▶ _Given request_: Copy out each line that includes the word "grundforløb".

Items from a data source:
#####

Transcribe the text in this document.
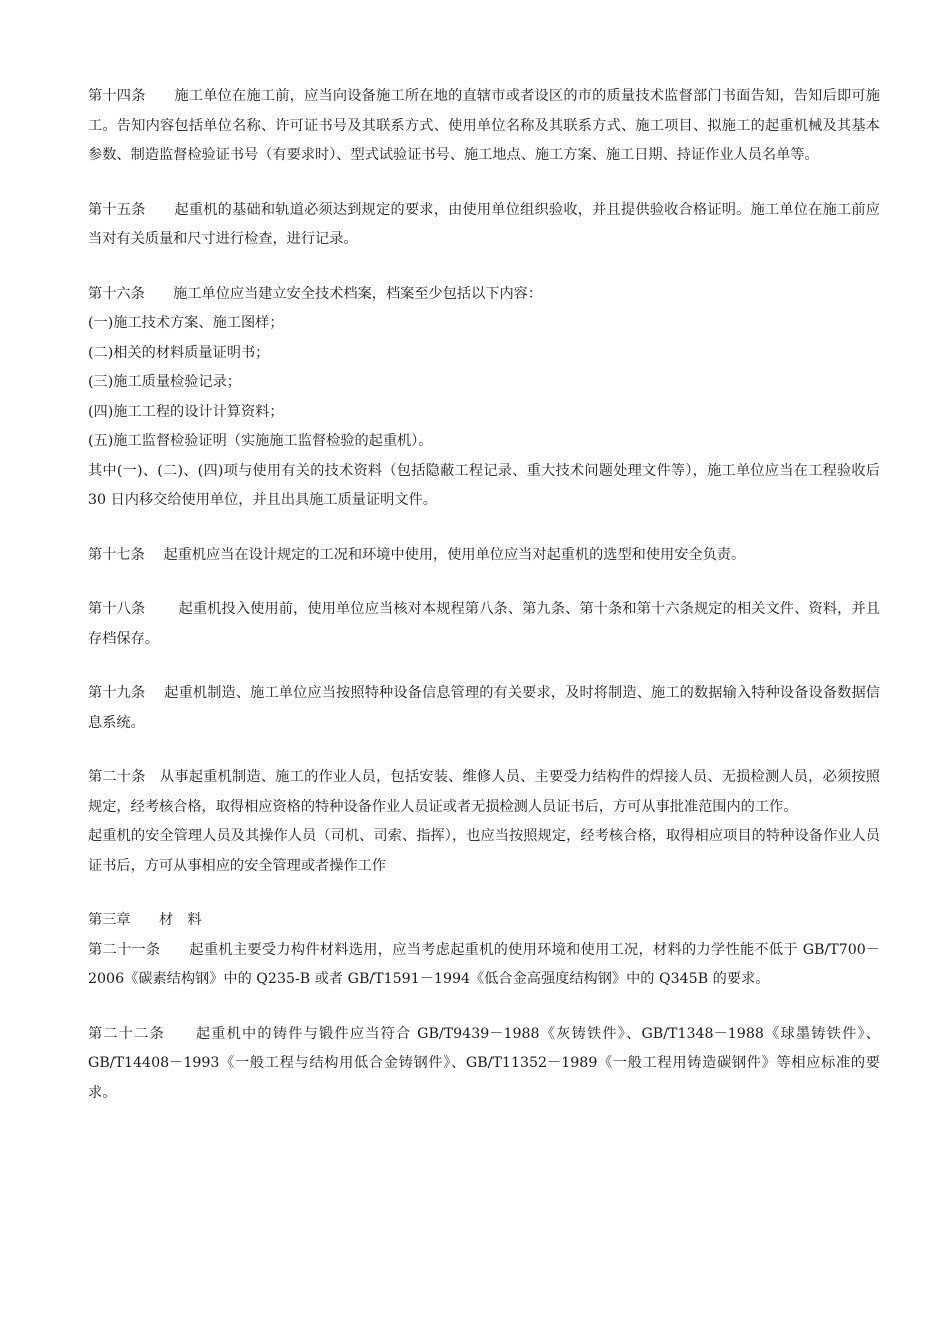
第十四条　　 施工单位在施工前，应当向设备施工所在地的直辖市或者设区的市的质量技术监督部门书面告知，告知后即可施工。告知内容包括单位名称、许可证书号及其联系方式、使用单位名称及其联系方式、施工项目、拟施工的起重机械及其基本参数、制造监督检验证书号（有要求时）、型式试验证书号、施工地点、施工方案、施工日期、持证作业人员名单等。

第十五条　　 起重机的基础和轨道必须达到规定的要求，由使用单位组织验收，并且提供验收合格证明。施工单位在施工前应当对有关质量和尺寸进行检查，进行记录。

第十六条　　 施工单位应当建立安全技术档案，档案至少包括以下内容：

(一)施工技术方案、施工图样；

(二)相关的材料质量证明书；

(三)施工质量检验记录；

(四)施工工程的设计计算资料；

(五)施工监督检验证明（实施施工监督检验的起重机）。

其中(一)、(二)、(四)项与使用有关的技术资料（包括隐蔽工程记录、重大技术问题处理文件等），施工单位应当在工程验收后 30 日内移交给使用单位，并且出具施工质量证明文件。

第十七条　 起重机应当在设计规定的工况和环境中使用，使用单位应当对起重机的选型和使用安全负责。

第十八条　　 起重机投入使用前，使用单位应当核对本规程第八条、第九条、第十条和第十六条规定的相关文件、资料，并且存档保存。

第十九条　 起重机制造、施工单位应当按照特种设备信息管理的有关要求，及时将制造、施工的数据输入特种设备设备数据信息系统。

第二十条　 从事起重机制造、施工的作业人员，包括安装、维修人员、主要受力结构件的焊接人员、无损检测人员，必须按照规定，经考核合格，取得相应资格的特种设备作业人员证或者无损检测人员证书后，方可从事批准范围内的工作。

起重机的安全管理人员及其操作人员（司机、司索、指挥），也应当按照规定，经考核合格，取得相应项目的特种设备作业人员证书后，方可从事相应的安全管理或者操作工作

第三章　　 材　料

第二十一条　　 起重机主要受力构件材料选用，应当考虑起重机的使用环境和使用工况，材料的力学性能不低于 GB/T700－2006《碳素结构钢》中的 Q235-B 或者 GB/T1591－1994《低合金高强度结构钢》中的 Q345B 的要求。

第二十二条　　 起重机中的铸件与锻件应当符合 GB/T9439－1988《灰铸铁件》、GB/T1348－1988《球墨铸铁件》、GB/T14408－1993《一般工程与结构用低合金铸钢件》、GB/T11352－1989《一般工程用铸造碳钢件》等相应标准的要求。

#####

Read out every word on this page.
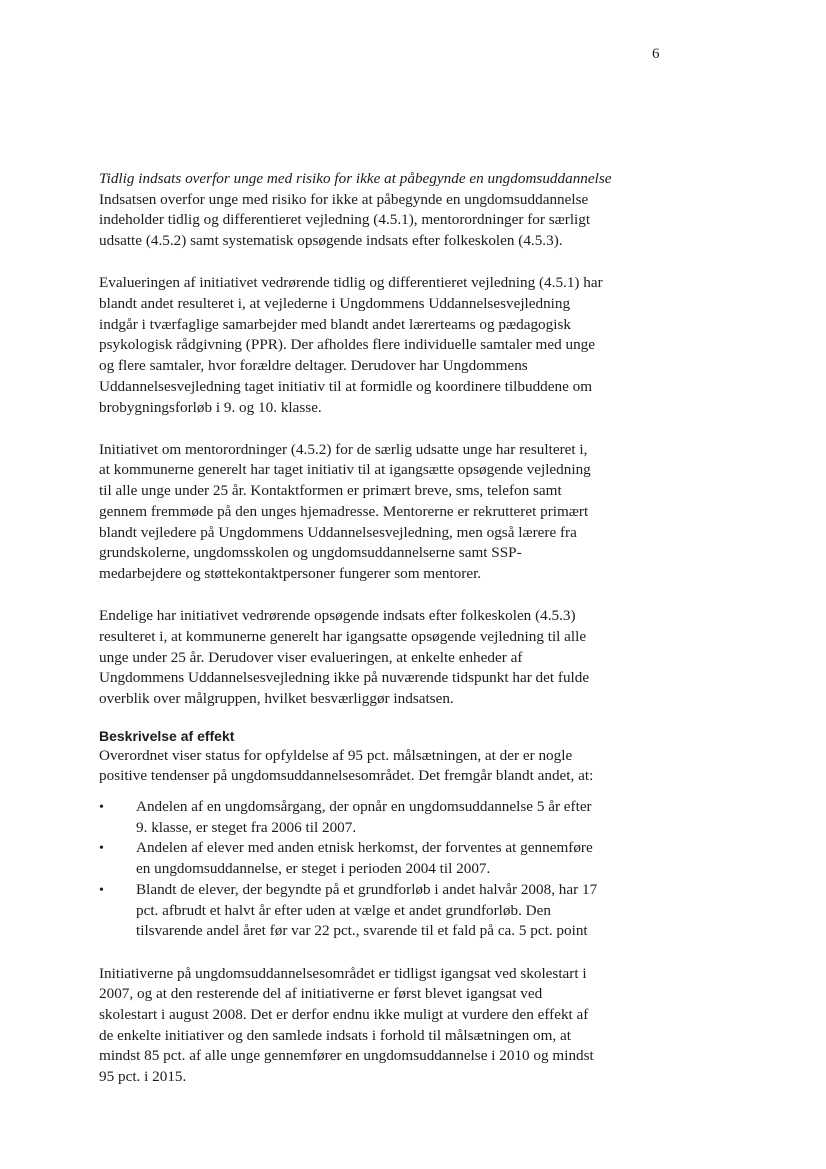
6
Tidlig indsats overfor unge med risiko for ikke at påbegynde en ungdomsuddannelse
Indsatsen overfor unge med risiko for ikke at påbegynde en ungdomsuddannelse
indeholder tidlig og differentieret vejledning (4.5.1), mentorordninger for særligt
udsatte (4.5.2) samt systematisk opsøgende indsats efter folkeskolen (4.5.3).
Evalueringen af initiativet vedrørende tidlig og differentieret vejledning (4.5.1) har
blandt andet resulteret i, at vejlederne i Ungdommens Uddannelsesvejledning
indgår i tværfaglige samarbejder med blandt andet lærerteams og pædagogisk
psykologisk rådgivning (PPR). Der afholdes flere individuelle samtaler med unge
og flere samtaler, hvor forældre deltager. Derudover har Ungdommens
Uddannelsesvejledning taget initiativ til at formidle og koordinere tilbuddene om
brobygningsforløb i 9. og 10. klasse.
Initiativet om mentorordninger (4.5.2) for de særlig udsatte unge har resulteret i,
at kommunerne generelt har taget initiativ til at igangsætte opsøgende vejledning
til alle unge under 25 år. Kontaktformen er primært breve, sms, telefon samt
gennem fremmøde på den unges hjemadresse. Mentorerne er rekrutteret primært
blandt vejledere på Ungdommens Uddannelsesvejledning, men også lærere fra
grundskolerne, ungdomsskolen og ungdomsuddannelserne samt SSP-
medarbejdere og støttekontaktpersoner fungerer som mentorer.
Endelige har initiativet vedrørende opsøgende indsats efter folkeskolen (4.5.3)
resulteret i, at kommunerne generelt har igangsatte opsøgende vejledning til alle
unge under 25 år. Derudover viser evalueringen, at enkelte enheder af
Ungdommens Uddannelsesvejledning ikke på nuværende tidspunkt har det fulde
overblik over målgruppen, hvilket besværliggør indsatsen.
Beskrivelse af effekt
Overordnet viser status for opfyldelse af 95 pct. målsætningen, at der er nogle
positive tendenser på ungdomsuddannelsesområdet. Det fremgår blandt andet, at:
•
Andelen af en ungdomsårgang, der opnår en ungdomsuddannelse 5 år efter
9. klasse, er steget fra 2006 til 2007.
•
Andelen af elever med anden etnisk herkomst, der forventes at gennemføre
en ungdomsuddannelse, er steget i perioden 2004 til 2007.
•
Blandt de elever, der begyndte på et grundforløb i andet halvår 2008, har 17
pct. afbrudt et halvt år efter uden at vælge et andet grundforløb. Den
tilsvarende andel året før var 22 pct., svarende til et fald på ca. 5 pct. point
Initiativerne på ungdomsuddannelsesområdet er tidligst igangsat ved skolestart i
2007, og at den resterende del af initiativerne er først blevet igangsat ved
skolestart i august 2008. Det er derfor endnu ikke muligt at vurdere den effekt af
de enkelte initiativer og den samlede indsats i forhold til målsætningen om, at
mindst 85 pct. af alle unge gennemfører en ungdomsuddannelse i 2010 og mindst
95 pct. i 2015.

#####

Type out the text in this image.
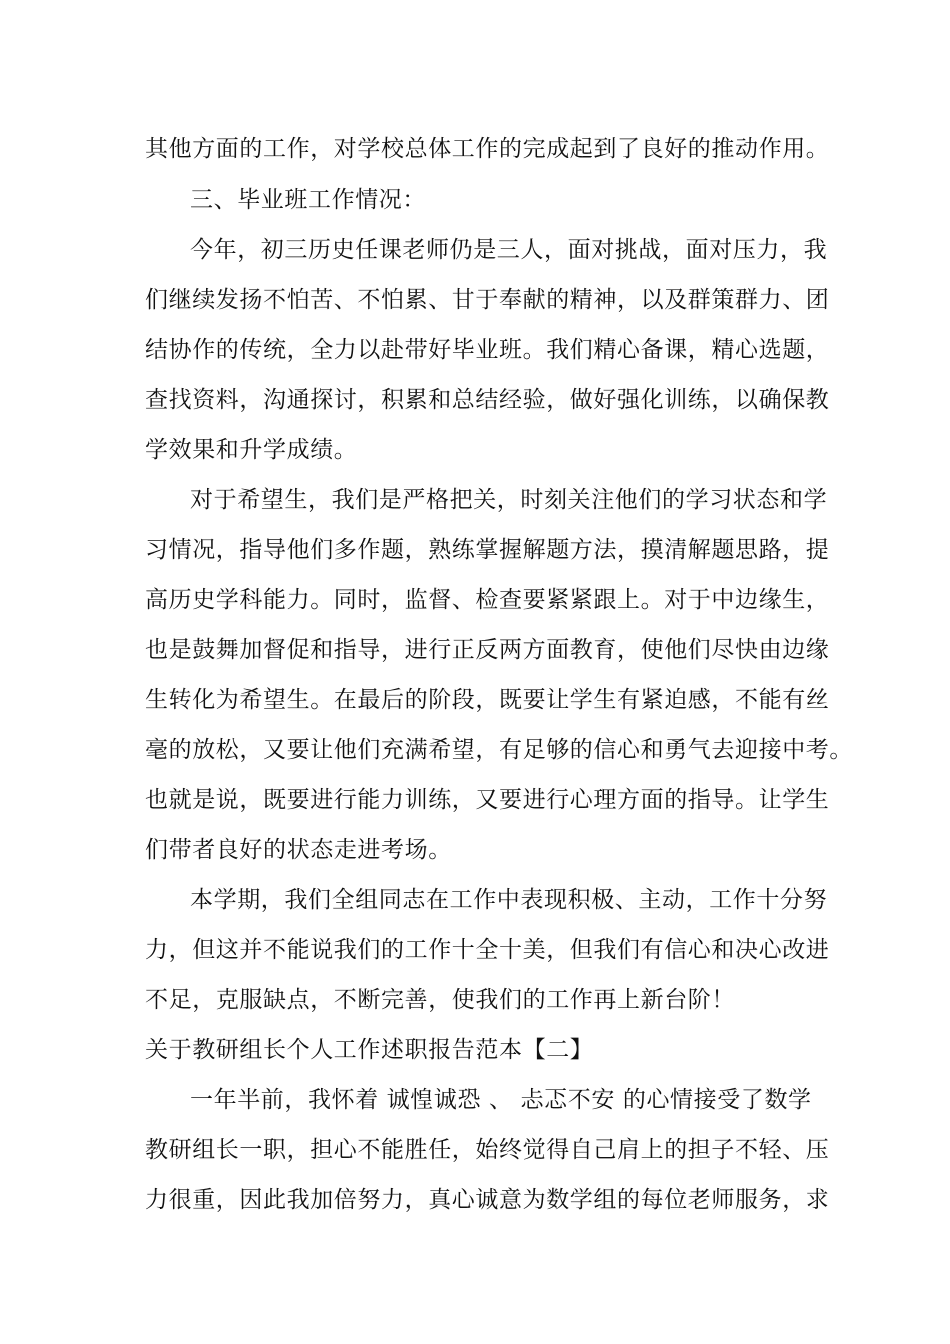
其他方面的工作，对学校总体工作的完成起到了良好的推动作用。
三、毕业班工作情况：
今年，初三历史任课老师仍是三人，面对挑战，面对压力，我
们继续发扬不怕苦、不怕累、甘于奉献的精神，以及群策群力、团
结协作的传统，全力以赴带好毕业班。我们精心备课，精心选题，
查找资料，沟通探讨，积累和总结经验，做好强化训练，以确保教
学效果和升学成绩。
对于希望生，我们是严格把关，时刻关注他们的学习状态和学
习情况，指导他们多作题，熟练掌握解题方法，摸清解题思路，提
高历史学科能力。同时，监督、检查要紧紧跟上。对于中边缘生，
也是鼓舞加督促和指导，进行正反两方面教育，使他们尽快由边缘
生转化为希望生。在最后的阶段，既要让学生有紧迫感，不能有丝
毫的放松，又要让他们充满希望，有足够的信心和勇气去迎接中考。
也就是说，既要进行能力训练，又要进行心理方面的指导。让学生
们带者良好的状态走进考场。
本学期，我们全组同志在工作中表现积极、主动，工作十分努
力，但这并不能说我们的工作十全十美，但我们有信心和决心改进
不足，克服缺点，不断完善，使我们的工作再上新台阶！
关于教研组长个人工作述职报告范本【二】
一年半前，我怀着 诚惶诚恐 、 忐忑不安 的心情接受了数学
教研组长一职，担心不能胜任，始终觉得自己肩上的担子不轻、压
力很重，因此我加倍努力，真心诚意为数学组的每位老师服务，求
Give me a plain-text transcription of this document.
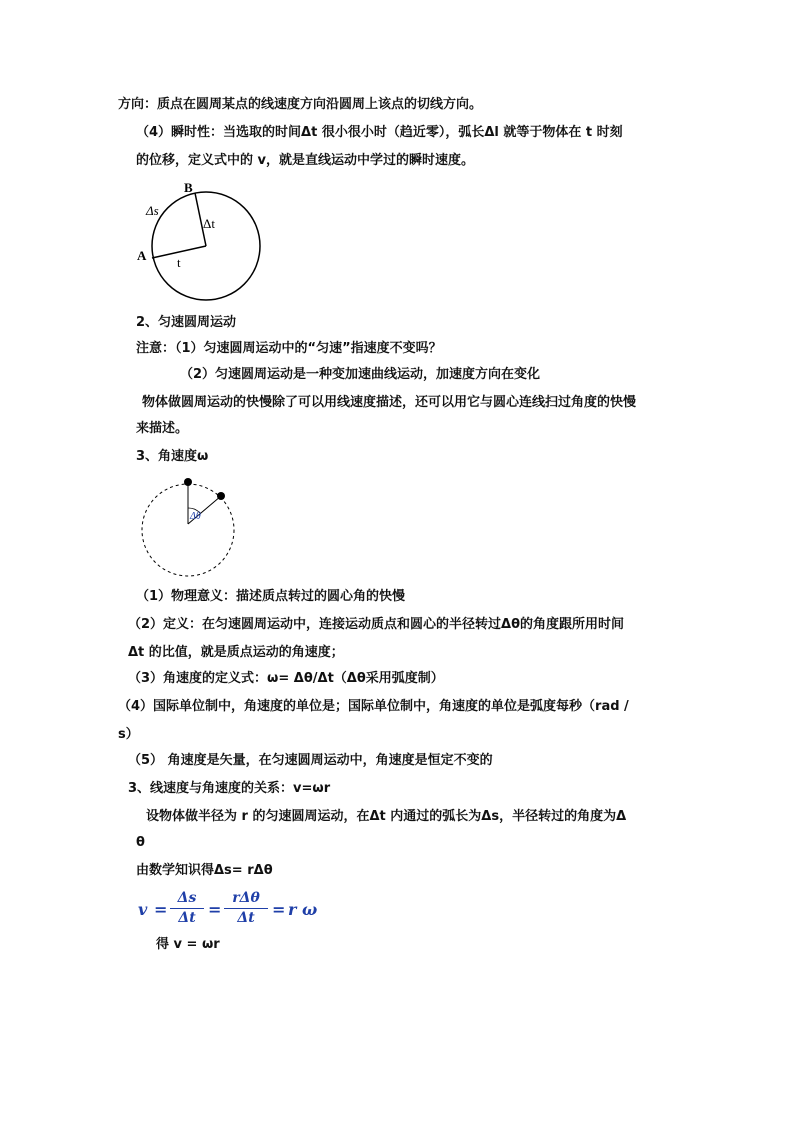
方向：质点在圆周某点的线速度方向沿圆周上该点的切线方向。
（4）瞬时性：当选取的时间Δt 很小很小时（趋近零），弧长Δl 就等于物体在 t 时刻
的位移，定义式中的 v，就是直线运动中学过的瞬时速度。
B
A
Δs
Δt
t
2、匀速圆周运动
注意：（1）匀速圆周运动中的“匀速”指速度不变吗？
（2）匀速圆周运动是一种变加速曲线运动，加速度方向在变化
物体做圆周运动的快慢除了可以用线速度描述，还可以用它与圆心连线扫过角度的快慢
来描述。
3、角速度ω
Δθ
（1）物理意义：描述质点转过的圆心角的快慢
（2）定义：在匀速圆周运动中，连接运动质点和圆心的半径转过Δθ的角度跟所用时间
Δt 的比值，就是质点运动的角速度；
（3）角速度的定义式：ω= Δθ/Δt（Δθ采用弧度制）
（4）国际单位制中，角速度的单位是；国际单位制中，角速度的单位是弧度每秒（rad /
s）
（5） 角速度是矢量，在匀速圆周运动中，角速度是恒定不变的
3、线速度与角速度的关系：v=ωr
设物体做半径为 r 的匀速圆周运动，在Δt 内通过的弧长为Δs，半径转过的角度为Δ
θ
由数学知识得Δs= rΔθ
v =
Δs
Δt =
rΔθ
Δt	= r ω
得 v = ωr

#####

▶ _Output of the exercise_:
Blandt de elever, der begyndte på et grundforløb i andet halvår 2008, har 17
pct. afbrudt et halvt år efter uden at vælge et andet grundforløb. Den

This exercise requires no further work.